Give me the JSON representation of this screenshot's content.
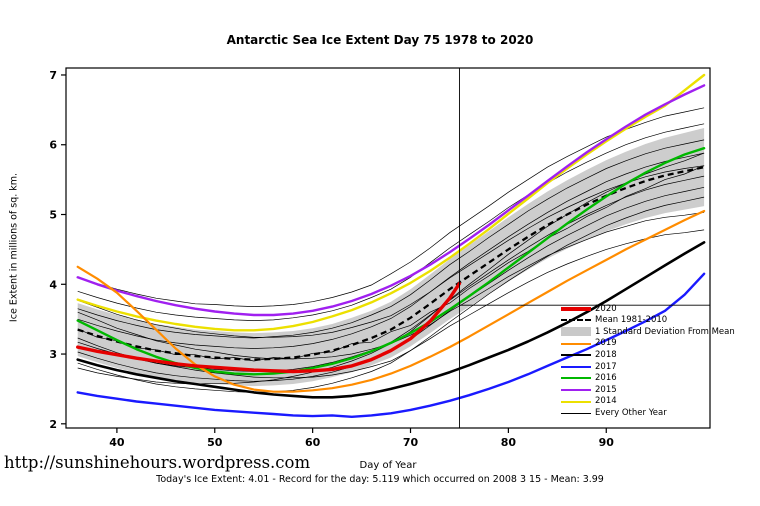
{
  "footer": {
    "url": "http://sunshinehours.wordpress.com",
    "caption": "Today's Ice Extent: 4.01  - Record for the day: 5.119 which occurred on 2008 3 15  - Mean: 3.99"
  },
  "chart_data": {
    "type": "line",
    "title": "Antarctic Sea Ice Extent Day 75 1978 to 2020",
    "xlabel": "Day of Year",
    "ylabel": "Ice Extent in millions of sq. km.",
    "x_range": [
      34.8,
      100.6
    ],
    "y_range": [
      1.94,
      7.1
    ],
    "x_ticks": [
      40,
      50,
      60,
      70,
      80,
      90
    ],
    "y_ticks": [
      2,
      3,
      4,
      5,
      6,
      7
    ],
    "x": [
      36,
      38,
      40,
      42,
      44,
      46,
      48,
      50,
      52,
      54,
      56,
      58,
      60,
      62,
      64,
      66,
      68,
      70,
      72,
      74,
      76,
      78,
      80,
      82,
      84,
      86,
      88,
      90,
      92,
      94,
      96,
      98,
      100
    ],
    "band": {
      "label": "1 Standard Deviation From Mean",
      "color": "#c9c9c9",
      "upper": [
        3.73,
        3.64,
        3.56,
        3.49,
        3.43,
        3.39,
        3.35,
        3.33,
        3.31,
        3.3,
        3.31,
        3.33,
        3.37,
        3.43,
        3.52,
        3.62,
        3.75,
        3.93,
        4.14,
        4.36,
        4.56,
        4.76,
        4.96,
        5.15,
        5.33,
        5.49,
        5.64,
        5.78,
        5.9,
        6.01,
        6.1,
        6.17,
        6.24
      ],
      "lower": [
        2.97,
        2.88,
        2.8,
        2.73,
        2.67,
        2.63,
        2.59,
        2.57,
        2.55,
        2.54,
        2.55,
        2.57,
        2.61,
        2.67,
        2.74,
        2.84,
        2.95,
        3.11,
        3.3,
        3.5,
        3.68,
        3.86,
        4.04,
        4.21,
        4.37,
        4.51,
        4.64,
        4.76,
        4.86,
        4.95,
        5.02,
        5.07,
        5.12
      ]
    },
    "mean": {
      "label": "Mean 1981-2010",
      "color": "#000000",
      "dashed": true,
      "values": [
        3.35,
        3.26,
        3.18,
        3.11,
        3.05,
        3.01,
        2.97,
        2.95,
        2.93,
        2.92,
        2.93,
        2.95,
        2.99,
        3.05,
        3.13,
        3.23,
        3.35,
        3.52,
        3.72,
        3.93,
        4.12,
        4.31,
        4.5,
        4.68,
        4.85,
        5.0,
        5.14,
        5.27,
        5.38,
        5.48,
        5.56,
        5.62,
        5.68
      ]
    },
    "series": [
      {
        "name": "2020",
        "color": "#e50000",
        "width": 3.4,
        "x": [
          36,
          38,
          40,
          42,
          44,
          46,
          48,
          50,
          52,
          54,
          56,
          58,
          60,
          62,
          64,
          66,
          68,
          70,
          72,
          74,
          75
        ],
        "values": [
          3.1,
          3.04,
          2.99,
          2.94,
          2.9,
          2.86,
          2.83,
          2.81,
          2.79,
          2.77,
          2.76,
          2.75,
          2.76,
          2.78,
          2.83,
          2.92,
          3.05,
          3.22,
          3.47,
          3.8,
          4.01
        ]
      },
      {
        "name": "2019",
        "color": "#ff8c00",
        "width": 2.2,
        "values": [
          4.25,
          4.08,
          3.88,
          3.62,
          3.35,
          3.08,
          2.85,
          2.68,
          2.56,
          2.49,
          2.46,
          2.46,
          2.48,
          2.51,
          2.56,
          2.63,
          2.72,
          2.83,
          2.96,
          3.1,
          3.25,
          3.41,
          3.57,
          3.73,
          3.89,
          4.05,
          4.2,
          4.35,
          4.5,
          4.64,
          4.78,
          4.92,
          5.05
        ]
      },
      {
        "name": "2018",
        "color": "#000000",
        "width": 2.6,
        "values": [
          2.92,
          2.84,
          2.77,
          2.71,
          2.66,
          2.61,
          2.57,
          2.53,
          2.49,
          2.45,
          2.42,
          2.4,
          2.38,
          2.38,
          2.4,
          2.44,
          2.5,
          2.57,
          2.65,
          2.74,
          2.84,
          2.95,
          3.06,
          3.18,
          3.31,
          3.45,
          3.6,
          3.76,
          3.93,
          4.1,
          4.27,
          4.44,
          4.6
        ]
      },
      {
        "name": "2017",
        "color": "#1a1aff",
        "width": 2.4,
        "values": [
          2.45,
          2.4,
          2.36,
          2.32,
          2.29,
          2.26,
          2.23,
          2.2,
          2.18,
          2.16,
          2.14,
          2.12,
          2.11,
          2.12,
          2.1,
          2.12,
          2.15,
          2.2,
          2.26,
          2.33,
          2.41,
          2.5,
          2.6,
          2.71,
          2.83,
          2.95,
          3.07,
          3.2,
          3.33,
          3.47,
          3.62,
          3.85,
          4.15
        ]
      },
      {
        "name": "2016",
        "color": "#00b800",
        "width": 2.4,
        "values": [
          3.48,
          3.34,
          3.2,
          3.07,
          2.96,
          2.87,
          2.8,
          2.75,
          2.72,
          2.71,
          2.72,
          2.75,
          2.8,
          2.86,
          2.94,
          3.04,
          3.16,
          3.3,
          3.46,
          3.64,
          3.83,
          4.03,
          4.24,
          4.45,
          4.66,
          4.87,
          5.07,
          5.26,
          5.44,
          5.6,
          5.74,
          5.86,
          5.95
        ]
      },
      {
        "name": "2015",
        "color": "#a020f0",
        "width": 2.4,
        "values": [
          4.1,
          4.0,
          3.91,
          3.83,
          3.76,
          3.7,
          3.65,
          3.61,
          3.58,
          3.56,
          3.56,
          3.58,
          3.62,
          3.68,
          3.76,
          3.86,
          3.98,
          4.12,
          4.28,
          4.46,
          4.65,
          4.85,
          5.06,
          5.27,
          5.48,
          5.69,
          5.89,
          6.08,
          6.26,
          6.43,
          6.58,
          6.72,
          6.85
        ]
      },
      {
        "name": "2014",
        "color": "#ece000",
        "width": 2.4,
        "values": [
          3.78,
          3.69,
          3.61,
          3.54,
          3.48,
          3.43,
          3.39,
          3.36,
          3.34,
          3.34,
          3.36,
          3.4,
          3.46,
          3.54,
          3.63,
          3.74,
          3.87,
          4.02,
          4.19,
          4.38,
          4.58,
          4.79,
          5.01,
          5.23,
          5.45,
          5.66,
          5.86,
          6.05,
          6.23,
          6.4,
          6.56,
          6.78,
          7.0
        ]
      }
    ],
    "other_years": {
      "label": "Every Other Year",
      "color": "#000000",
      "width": 0.7,
      "lines": [
        [
          4.1,
          4.01,
          3.93,
          3.86,
          3.8,
          3.76,
          3.72,
          3.71,
          3.69,
          3.68,
          3.69,
          3.71,
          3.75,
          3.81,
          3.89,
          3.99,
          4.15,
          4.32,
          4.52,
          4.74,
          4.93,
          5.12,
          5.32,
          5.5,
          5.68,
          5.83,
          5.97,
          6.11,
          6.22,
          6.32,
          6.41,
          6.47,
          6.53
        ],
        [
          3.9,
          3.81,
          3.73,
          3.66,
          3.6,
          3.56,
          3.53,
          3.51,
          3.49,
          3.48,
          3.49,
          3.52,
          3.56,
          3.62,
          3.7,
          3.81,
          3.93,
          4.1,
          4.31,
          4.52,
          4.71,
          4.9,
          5.1,
          5.28,
          5.45,
          5.61,
          5.75,
          5.88,
          6.0,
          6.1,
          6.18,
          6.24,
          6.3
        ],
        [
          3.65,
          3.56,
          3.48,
          3.41,
          3.35,
          3.31,
          3.28,
          3.26,
          3.24,
          3.23,
          3.25,
          3.27,
          3.31,
          3.37,
          3.45,
          3.56,
          3.68,
          3.85,
          4.06,
          4.28,
          4.47,
          4.67,
          4.86,
          5.05,
          5.22,
          5.38,
          5.52,
          5.66,
          5.77,
          5.87,
          5.95,
          6.01,
          6.07
        ],
        [
          3.5,
          3.41,
          3.33,
          3.26,
          3.2,
          3.16,
          3.13,
          3.11,
          3.09,
          3.08,
          3.09,
          3.11,
          3.15,
          3.21,
          3.29,
          3.39,
          3.51,
          3.68,
          3.89,
          4.1,
          4.3,
          4.49,
          4.68,
          4.86,
          5.03,
          5.19,
          5.33,
          5.47,
          5.58,
          5.68,
          5.76,
          5.82,
          5.88
        ],
        [
          3.36,
          3.24,
          3.19,
          3.09,
          3.06,
          2.99,
          2.99,
          2.93,
          2.95,
          2.9,
          2.95,
          2.93,
          3.01,
          3.03,
          3.15,
          3.17,
          3.32,
          3.41,
          3.6,
          3.73,
          3.94,
          4.12,
          4.31,
          4.47,
          4.66,
          4.8,
          4.97,
          5.1,
          5.26,
          5.37,
          5.5,
          5.58,
          5.7
        ],
        [
          3.17,
          3.08,
          3.0,
          2.93,
          2.87,
          2.83,
          2.8,
          2.78,
          2.76,
          2.75,
          2.76,
          2.78,
          2.82,
          2.88,
          2.96,
          3.05,
          3.17,
          3.35,
          3.56,
          3.77,
          3.97,
          4.16,
          4.35,
          4.53,
          4.7,
          4.86,
          5.0,
          5.13,
          5.25,
          5.35,
          5.43,
          5.49,
          5.55
        ],
        [
          3.03,
          2.94,
          2.86,
          2.79,
          2.73,
          2.69,
          2.66,
          2.64,
          2.62,
          2.61,
          2.62,
          2.64,
          2.68,
          2.74,
          2.82,
          2.92,
          3.04,
          3.21,
          3.41,
          3.62,
          3.82,
          4.01,
          4.2,
          4.38,
          4.55,
          4.7,
          4.84,
          4.98,
          5.09,
          5.19,
          5.27,
          5.33,
          5.39
        ],
        [
          2.87,
          2.78,
          2.7,
          2.63,
          2.57,
          2.53,
          2.5,
          2.48,
          2.46,
          2.45,
          2.46,
          2.48,
          2.52,
          2.58,
          2.66,
          2.75,
          2.87,
          3.05,
          3.25,
          3.46,
          3.66,
          3.86,
          4.05,
          4.23,
          4.4,
          4.56,
          4.7,
          4.84,
          4.95,
          5.05,
          5.13,
          5.19,
          5.25
        ],
        [
          3.6,
          3.49,
          3.37,
          3.28,
          3.19,
          3.13,
          3.07,
          3.03,
          2.98,
          2.95,
          2.93,
          2.93,
          2.94,
          2.96,
          3.0,
          3.07,
          3.15,
          3.27,
          3.42,
          3.61,
          3.77,
          3.94,
          4.11,
          4.26,
          4.41,
          4.53,
          4.64,
          4.75,
          4.83,
          4.91,
          4.96,
          4.99,
          5.03
        ],
        [
          2.8,
          2.73,
          2.68,
          2.64,
          2.6,
          2.58,
          2.57,
          2.58,
          2.58,
          2.6,
          2.63,
          2.68,
          2.74,
          2.81,
          2.9,
          3.01,
          3.15,
          3.32,
          3.55,
          3.78,
          4.0,
          4.21,
          4.43,
          4.63,
          4.83,
          5.0,
          5.17,
          5.32,
          5.45,
          5.58,
          5.68,
          5.77,
          5.88
        ],
        [
          3.77,
          3.67,
          3.57,
          3.49,
          3.42,
          3.37,
          3.32,
          3.29,
          3.26,
          3.24,
          3.24,
          3.25,
          3.27,
          3.31,
          3.38,
          3.46,
          3.55,
          3.71,
          3.89,
          4.09,
          4.27,
          4.45,
          4.63,
          4.8,
          4.96,
          5.1,
          5.23,
          5.35,
          5.45,
          5.54,
          5.61,
          5.66,
          5.7
        ],
        [
          3.23,
          3.12,
          3.02,
          2.94,
          2.87,
          2.82,
          2.77,
          2.73,
          2.7,
          2.67,
          2.66,
          2.66,
          2.67,
          2.7,
          2.75,
          2.82,
          2.9,
          3.05,
          3.22,
          3.4,
          3.56,
          3.72,
          3.88,
          4.03,
          4.17,
          4.29,
          4.4,
          4.5,
          4.58,
          4.65,
          4.71,
          4.74,
          4.78
        ]
      ]
    },
    "crosshair": {
      "day": 75,
      "value": 3.7
    },
    "legend": [
      {
        "label": "2020",
        "swatch": "line",
        "color": "#e50000",
        "thick": true
      },
      {
        "label": "Mean 1981-2010",
        "swatch": "dashed-line",
        "color": "#000000"
      },
      {
        "label": "1 Standard Deviation From Mean",
        "swatch": "patch",
        "color": "#c9c9c9"
      },
      {
        "label": "2019",
        "swatch": "line",
        "color": "#ff8c00"
      },
      {
        "label": "2018",
        "swatch": "line",
        "color": "#000000"
      },
      {
        "label": "2017",
        "swatch": "line",
        "color": "#1a1aff"
      },
      {
        "label": "2016",
        "swatch": "line",
        "color": "#00b800"
      },
      {
        "label": "2015",
        "swatch": "line",
        "color": "#a020f0"
      },
      {
        "label": "2014",
        "swatch": "line",
        "color": "#ece000"
      },
      {
        "label": "Every Other Year",
        "swatch": "thin-line",
        "color": "#000000"
      }
    ]
  }
}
- - - - - - -
Exercise goal: From the listing above, copy all lines holding the word "Every".

Answer:
      "label": "Every Other Year",
        "label": "Every Other Year",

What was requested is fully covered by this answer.